§ What to do: Copy out each line containing "Requests" from the entries below.

— BEGIN Input material —

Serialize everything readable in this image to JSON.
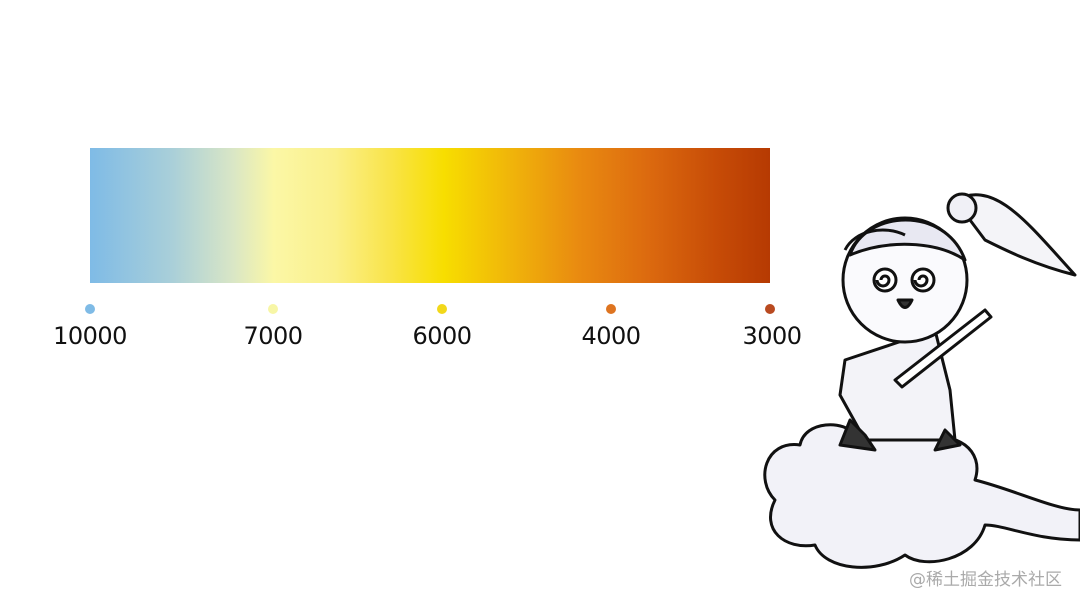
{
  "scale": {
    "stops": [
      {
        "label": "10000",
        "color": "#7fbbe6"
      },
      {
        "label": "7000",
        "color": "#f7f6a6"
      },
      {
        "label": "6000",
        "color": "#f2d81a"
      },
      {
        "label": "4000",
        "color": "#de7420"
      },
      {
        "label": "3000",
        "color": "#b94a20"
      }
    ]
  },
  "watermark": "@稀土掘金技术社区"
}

— END Input material —
— BEGIN Input material —

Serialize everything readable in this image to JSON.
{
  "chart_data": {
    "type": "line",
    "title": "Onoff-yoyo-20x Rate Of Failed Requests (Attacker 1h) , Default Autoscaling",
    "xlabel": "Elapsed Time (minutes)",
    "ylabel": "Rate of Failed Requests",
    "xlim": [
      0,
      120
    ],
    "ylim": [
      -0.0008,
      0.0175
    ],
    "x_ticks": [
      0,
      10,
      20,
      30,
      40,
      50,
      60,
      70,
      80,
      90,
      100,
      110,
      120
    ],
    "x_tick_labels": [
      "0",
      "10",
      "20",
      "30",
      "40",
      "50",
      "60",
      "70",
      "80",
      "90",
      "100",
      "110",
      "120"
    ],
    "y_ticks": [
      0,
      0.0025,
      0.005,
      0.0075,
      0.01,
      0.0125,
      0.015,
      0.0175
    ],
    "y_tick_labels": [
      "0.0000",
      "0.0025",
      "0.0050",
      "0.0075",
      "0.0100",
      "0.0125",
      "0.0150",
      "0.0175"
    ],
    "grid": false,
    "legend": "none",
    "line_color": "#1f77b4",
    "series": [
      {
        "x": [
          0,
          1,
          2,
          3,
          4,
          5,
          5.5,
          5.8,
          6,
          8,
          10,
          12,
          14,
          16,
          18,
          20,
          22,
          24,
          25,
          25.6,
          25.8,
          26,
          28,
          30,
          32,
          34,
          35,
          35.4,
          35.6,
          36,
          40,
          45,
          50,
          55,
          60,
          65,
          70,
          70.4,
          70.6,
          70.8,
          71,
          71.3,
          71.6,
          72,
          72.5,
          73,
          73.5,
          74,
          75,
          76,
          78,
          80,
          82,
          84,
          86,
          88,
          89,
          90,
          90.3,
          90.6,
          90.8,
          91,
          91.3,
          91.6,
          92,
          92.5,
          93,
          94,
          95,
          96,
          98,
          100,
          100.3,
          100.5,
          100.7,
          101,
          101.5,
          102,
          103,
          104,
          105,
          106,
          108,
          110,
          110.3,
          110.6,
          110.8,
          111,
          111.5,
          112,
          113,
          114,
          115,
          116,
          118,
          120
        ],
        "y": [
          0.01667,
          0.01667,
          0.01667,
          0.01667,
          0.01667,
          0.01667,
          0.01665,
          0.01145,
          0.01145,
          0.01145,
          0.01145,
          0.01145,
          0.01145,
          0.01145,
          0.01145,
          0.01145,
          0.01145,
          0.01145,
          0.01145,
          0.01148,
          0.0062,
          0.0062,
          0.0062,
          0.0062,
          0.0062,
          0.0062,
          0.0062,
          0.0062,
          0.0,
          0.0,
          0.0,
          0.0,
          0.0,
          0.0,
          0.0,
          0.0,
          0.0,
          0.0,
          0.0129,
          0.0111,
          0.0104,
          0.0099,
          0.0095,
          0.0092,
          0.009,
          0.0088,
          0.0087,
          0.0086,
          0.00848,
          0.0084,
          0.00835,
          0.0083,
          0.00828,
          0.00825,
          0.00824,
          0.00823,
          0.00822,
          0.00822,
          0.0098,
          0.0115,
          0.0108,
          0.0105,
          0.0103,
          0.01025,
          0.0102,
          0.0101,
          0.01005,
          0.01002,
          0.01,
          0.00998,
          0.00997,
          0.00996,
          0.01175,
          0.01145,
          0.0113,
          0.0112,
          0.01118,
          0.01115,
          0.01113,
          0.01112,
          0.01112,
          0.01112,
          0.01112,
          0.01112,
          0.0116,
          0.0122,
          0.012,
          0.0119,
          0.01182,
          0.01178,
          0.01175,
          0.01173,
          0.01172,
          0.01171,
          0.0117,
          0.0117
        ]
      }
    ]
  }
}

— END Input material —

§ Written solution:
    "title": "Onoff-yoyo-20x Rate Of Failed Requests (Attacker 1h) , Default Autoscaling",
    "ylabel": "Rate of Failed Requests",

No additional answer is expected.